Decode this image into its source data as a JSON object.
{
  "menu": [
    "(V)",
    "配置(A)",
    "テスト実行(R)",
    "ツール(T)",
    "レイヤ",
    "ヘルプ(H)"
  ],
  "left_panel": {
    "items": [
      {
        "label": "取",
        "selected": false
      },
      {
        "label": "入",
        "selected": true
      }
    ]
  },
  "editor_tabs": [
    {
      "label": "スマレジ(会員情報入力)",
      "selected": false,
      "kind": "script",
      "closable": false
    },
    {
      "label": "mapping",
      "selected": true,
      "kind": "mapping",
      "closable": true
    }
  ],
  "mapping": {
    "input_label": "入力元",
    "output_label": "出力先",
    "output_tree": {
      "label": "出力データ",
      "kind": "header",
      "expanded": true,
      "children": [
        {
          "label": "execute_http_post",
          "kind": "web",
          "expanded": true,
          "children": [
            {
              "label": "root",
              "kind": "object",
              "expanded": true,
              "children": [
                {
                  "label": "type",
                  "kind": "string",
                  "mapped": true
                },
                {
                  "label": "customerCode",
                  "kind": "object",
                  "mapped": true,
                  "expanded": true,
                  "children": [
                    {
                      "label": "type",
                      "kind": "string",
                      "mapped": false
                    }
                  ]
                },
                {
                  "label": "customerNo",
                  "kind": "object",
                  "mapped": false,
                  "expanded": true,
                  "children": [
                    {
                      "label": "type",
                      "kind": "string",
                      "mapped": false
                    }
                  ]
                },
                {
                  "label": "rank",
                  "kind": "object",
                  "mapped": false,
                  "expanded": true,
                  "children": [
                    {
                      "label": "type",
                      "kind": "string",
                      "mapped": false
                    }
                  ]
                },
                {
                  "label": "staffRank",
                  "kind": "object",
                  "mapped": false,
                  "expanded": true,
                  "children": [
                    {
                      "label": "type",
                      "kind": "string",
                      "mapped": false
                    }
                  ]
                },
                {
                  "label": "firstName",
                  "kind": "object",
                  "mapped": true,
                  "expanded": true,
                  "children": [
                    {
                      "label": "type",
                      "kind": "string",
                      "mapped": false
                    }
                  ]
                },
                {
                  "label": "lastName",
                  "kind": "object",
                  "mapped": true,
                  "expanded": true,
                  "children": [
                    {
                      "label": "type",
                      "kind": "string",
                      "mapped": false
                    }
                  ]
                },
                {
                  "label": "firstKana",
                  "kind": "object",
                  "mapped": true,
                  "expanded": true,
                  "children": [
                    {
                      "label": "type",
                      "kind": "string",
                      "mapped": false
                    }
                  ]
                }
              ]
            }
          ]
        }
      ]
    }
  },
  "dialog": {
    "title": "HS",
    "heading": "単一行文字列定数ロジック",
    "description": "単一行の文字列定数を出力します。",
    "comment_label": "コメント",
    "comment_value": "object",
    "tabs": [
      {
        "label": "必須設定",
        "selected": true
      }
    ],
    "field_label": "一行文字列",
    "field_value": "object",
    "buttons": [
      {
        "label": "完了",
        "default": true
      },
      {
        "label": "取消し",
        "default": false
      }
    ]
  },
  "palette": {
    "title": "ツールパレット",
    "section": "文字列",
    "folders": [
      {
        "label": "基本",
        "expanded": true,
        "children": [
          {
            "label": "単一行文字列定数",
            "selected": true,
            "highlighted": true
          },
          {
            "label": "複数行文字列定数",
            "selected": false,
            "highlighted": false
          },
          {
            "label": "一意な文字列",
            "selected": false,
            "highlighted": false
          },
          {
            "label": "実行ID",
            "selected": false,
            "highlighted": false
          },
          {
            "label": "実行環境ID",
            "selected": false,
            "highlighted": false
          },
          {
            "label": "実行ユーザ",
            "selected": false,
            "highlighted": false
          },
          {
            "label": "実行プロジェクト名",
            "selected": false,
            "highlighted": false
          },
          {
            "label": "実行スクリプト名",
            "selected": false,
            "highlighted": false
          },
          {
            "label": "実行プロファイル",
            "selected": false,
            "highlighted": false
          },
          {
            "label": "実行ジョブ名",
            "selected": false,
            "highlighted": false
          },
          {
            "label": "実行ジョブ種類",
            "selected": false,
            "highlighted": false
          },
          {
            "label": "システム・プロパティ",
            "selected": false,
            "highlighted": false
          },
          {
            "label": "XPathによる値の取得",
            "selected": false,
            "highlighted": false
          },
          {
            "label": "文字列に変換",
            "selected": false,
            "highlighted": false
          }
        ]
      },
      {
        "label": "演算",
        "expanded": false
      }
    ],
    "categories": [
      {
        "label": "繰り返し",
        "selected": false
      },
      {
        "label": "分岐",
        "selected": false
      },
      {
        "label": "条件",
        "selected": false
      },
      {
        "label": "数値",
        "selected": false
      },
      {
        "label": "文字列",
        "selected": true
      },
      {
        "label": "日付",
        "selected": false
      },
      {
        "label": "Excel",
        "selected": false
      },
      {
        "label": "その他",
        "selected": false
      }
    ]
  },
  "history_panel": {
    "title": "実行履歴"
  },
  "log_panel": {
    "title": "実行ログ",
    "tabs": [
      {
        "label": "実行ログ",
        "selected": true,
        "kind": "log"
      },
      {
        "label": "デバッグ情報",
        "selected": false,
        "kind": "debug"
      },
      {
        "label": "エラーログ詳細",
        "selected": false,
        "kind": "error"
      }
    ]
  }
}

Your objective: Return every line above in which the string "title" occurs.

Solved exercise:
    "title": "HS",
    "title": "ツールパレット",
    "title": "実行履歴"
    "title": "実行ログ",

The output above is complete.